PROBLEM TO WORK ON:
Quote every line as written. Omit pictures.

SOURCE MATERIAL:

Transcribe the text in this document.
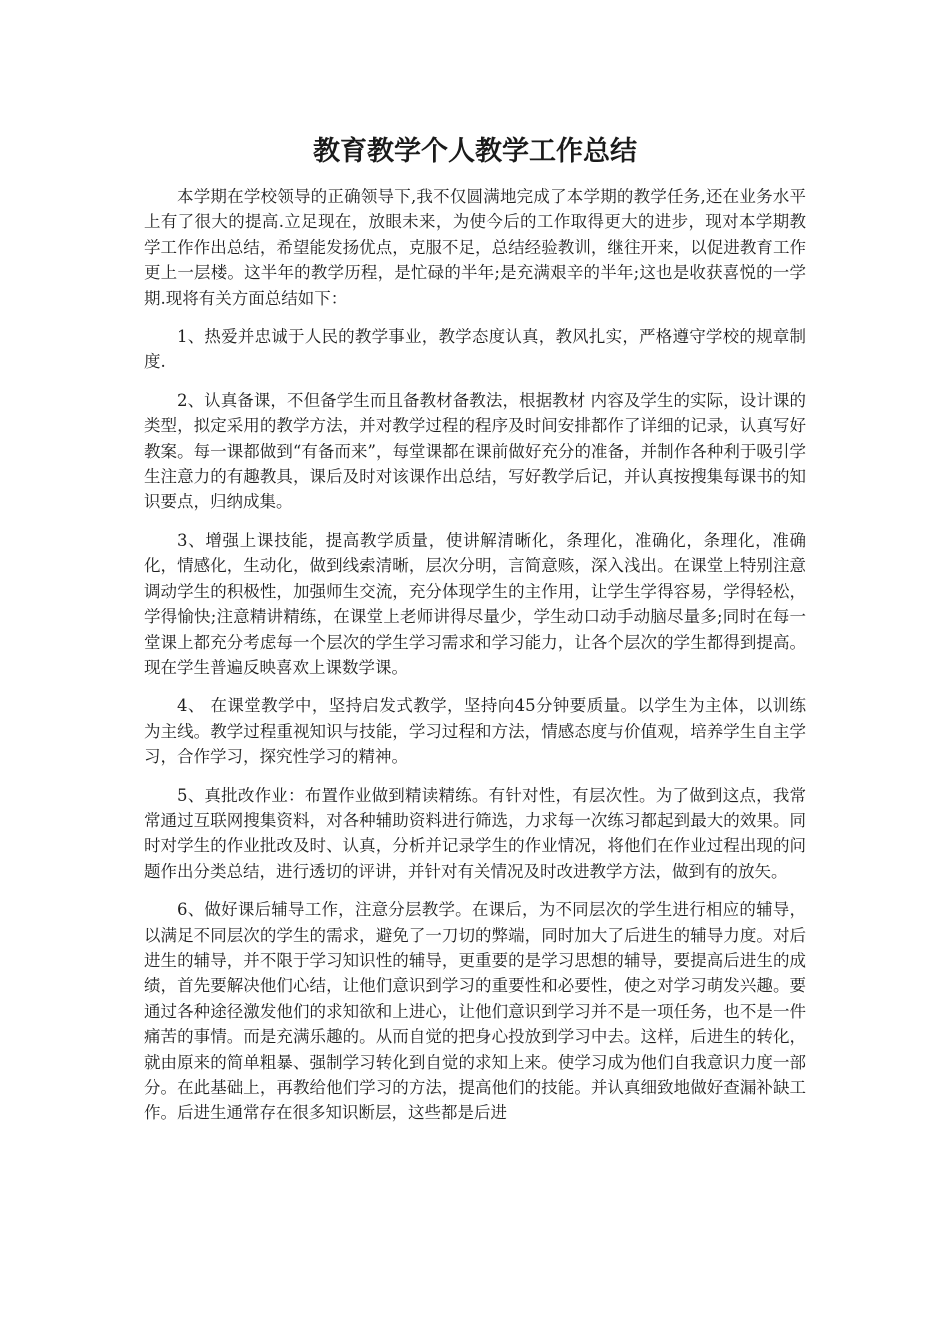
教育教学个人教学工作总结

本学期在学校领导的正确领导下,我不仅圆满地完成了本学期的教学任务,还在业务水平上有了很大的提高.立足现在，放眼未来，为使今后的工作取得更大的进步，现对本学期教学工作作出总结，希望能发扬优点，克服不足，总结经验教训，继往开来，以促进教育工作更上一层楼。这半年的教学历程，是忙碌的半年;是充满艰辛的半年;这也是收获喜悦的一学期.现将有关方面总结如下：

1、热爱并忠诚于人民的教学事业，教学态度认真，教风扎实，严格遵守学校的规章制度.

2、认真备课，不但备学生而且备教材备教法，根据教材 内容及学生的实际，设计课的类型，拟定采用的教学方法，并对教学过程的程序及时间安排都作了详细的记录，认真写好教案。每一课都做到“有备而来”，每堂课都在课前做好充分的准备，并制作各种利于吸引学生注意力的有趣教具，课后及时对该课作出总结，写好教学后记，并认真按搜集每课书的知识要点，归纳成集。

3、增强上课技能，提高教学质量，使讲解清晰化，条理化，准确化，条理化，准确化，情感化，生动化，做到线索清晰，层次分明，言简意赅，深入浅出。在课堂上特别注意调动学生的积极性，加强师生交流，充分体现学生的主作用，让学生学得容易，学得轻松，学得愉快;注意精讲精练，在课堂上老师讲得尽量少，学生动口动手动脑尽量多;同时在每一堂课上都充分考虑每一个层次的学生学习需求和学习能力，让各个层次的学生都得到提高。现在学生普遍反映喜欢上课数学课。

4、 在课堂教学中，坚持启发式教学，坚持向45分钟要质量。以学生为主体，以训练为主线。教学过程重视知识与技能，学习过程和方法，情感态度与价值观，培养学生自主学习，合作学习，探究性学习的精神。

5、真批改作业：布置作业做到精读精练。有针对性，有层次性。为了做到这点，我常常通过互联网搜集资料，对各种辅助资料进行筛选，力求每一次练习都起到最大的效果。同时对学生的作业批改及时、认真，分析并记录学生的作业情况，将他们在作业过程出现的问题作出分类总结，进行透切的评讲，并针对有关情况及时改进教学方法，做到有的放矢。

6、做好课后辅导工作，注意分层教学。在课后，为不同层次的学生进行相应的辅导，以满足不同层次的学生的需求，避免了一刀切的弊端，同时加大了后进生的辅导力度。对后进生的辅导，并不限于学习知识性的辅导，更重要的是学习思想的辅导，要提高后进生的成绩，首先要解决他们心结，让他们意识到学习的重要性和必要性，使之对学习萌发兴趣。要通过各种途径激发他们的求知欲和上进心，让他们意识到学习并不是一项任务，也不是一件痛苦的事情。而是充满乐趣的。从而自觉的把身心投放到学习中去。这样，后进生的转化，就由原来的简单粗暴、强制学习转化到自觉的求知上来。使学习成为他们自我意识力度一部分。在此基础上，再教给他们学习的方法，提高他们的技能。并认真细致地做好查漏补缺工作。后进生通常存在很多知识断层，这些都是后进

EXPECTED ANSWER:
Transcribe the text in this document.
教育教学个人教学工作总结

本学期在学校领导的正确领导下,我不仅圆满地完成了本学期的教学任务,还在业务水平上有了很大的提高.立足现在，放眼未来，为使今后的工作取得更大的进步，现对本学期教学工作作出总结，希望能发扬优点，克服不足，总结经验教训，继往开来，以促进教育工作更上一层楼。这半年的教学历程，是忙碌的半年;是充满艰辛的半年;这也是收获喜悦的一学期.现将有关方面总结如下：

1、热爱并忠诚于人民的教学事业，教学态度认真，教风扎实，严格遵守学校的规章制度.

2、认真备课，不但备学生而且备教材备教法，根据教材 内容及学生的实际，设计课的类型，拟定采用的教学方法，并对教学过程的程序及时间安排都作了详细的记录，认真写好教案。每一课都做到“有备而来”，每堂课都在课前做好充分的准备，并制作各种利于吸引学生注意力的有趣教具，课后及时对该课作出总结，写好教学后记，并认真按搜集每课书的知识要点，归纳成集。

3、增强上课技能，提高教学质量，使讲解清晰化，条理化，准确化，条理化，准确化，情感化，生动化，做到线索清晰，层次分明，言简意赅，深入浅出。在课堂上特别注意调动学生的积极性，加强师生交流，充分体现学生的主作用，让学生学得容易，学得轻松，学得愉快;注意精讲精练，在课堂上老师讲得尽量少，学生动口动手动脑尽量多;同时在每一堂课上都充分考虑每一个层次的学生学习需求和学习能力，让各个层次的学生都得到提高。现在学生普遍反映喜欢上课数学课。

4、 在课堂教学中，坚持启发式教学，坚持向45分钟要质量。以学生为主体，以训练为主线。教学过程重视知识与技能，学习过程和方法，情感态度与价值观，培养学生自主学习，合作学习，探究性学习的精神。

5、真批改作业：布置作业做到精读精练。有针对性，有层次性。为了做到这点，我常常通过互联网搜集资料，对各种辅助资料进行筛选，力求每一次练习都起到最大的效果。同时对学生的作业批改及时、认真，分析并记录学生的作业情况，将他们在作业过程出现的问题作出分类总结，进行透切的评讲，并针对有关情况及时改进教学方法，做到有的放矢。

6、做好课后辅导工作，注意分层教学。在课后，为不同层次的学生进行相应的辅导，以满足不同层次的学生的需求，避免了一刀切的弊端，同时加大了后进生的辅导力度。对后进生的辅导，并不限于学习知识性的辅导，更重要的是学习思想的辅导，要提高后进生的成绩，首先要解决他们心结，让他们意识到学习的重要性和必要性，使之对学习萌发兴趣。要通过各种途径激发他们的求知欲和上进心，让他们意识到学习并不是一项任务，也不是一件痛苦的事情。而是充满乐趣的。从而自觉的把身心投放到学习中去。这样，后进生的转化，就由原来的简单粗暴、强制学习转化到自觉的求知上来。使学习成为他们自我意识力度一部分。在此基础上，再教给他们学习的方法，提高他们的技能。并认真细致地做好查漏补缺工作。后进生通常存在很多知识断层，这些都是后进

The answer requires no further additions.